--- START OF Record list ---

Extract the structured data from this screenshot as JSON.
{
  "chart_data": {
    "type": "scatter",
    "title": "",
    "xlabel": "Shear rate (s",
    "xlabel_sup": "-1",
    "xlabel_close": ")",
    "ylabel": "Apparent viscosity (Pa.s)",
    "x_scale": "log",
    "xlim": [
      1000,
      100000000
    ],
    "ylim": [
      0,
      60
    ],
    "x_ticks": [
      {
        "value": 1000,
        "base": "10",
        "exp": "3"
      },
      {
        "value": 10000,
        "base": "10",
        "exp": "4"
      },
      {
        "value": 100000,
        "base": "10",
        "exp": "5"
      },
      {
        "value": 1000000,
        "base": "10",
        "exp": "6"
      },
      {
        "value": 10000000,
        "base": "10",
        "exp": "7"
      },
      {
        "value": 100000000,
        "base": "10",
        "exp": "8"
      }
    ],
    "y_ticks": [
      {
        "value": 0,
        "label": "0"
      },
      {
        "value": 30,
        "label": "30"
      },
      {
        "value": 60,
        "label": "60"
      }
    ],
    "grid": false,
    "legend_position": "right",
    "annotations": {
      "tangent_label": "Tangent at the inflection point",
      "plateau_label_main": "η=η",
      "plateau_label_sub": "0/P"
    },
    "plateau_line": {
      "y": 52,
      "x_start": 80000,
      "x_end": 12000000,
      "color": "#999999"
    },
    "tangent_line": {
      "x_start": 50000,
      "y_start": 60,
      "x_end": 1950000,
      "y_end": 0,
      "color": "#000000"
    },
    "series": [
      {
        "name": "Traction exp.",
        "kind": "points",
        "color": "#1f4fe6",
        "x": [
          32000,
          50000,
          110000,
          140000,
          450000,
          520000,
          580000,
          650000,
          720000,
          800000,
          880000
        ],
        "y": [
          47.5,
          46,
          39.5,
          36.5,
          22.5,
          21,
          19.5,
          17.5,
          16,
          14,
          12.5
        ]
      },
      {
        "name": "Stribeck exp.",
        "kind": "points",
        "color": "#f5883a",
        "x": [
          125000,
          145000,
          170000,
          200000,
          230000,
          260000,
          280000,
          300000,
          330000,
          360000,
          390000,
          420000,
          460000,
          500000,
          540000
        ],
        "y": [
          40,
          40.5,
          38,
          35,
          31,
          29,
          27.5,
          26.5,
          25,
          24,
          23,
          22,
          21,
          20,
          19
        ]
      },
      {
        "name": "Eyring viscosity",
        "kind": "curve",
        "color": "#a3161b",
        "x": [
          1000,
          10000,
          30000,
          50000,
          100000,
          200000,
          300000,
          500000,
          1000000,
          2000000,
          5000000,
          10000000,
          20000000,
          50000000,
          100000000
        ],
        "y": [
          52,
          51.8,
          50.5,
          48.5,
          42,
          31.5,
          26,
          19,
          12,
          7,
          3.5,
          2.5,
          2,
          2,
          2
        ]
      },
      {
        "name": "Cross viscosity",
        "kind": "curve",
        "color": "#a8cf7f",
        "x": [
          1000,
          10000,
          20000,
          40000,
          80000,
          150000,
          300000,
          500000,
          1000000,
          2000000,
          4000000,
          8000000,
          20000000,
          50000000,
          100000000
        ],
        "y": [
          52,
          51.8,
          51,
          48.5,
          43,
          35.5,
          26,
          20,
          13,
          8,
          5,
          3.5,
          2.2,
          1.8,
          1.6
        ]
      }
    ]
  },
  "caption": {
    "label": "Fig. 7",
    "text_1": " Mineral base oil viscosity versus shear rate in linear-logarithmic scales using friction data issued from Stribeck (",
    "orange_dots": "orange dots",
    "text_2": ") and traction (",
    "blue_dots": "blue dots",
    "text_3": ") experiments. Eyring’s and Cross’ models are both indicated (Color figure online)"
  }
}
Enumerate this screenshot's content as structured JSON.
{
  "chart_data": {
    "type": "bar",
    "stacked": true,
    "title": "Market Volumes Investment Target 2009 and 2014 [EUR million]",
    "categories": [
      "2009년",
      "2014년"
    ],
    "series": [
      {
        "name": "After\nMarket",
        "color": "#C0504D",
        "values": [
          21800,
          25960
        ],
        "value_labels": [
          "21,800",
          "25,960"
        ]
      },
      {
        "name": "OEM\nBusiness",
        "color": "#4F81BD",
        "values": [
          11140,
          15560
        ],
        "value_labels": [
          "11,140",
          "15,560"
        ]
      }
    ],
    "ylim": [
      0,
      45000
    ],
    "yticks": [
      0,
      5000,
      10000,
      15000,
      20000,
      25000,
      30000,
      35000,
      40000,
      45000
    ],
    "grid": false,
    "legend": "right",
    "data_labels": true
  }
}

--- END OF Record list ---

__Your objective__. Scan the entries above and work out how many lines include the word "from"; the reply is that number alone.

__Output of the task__. 2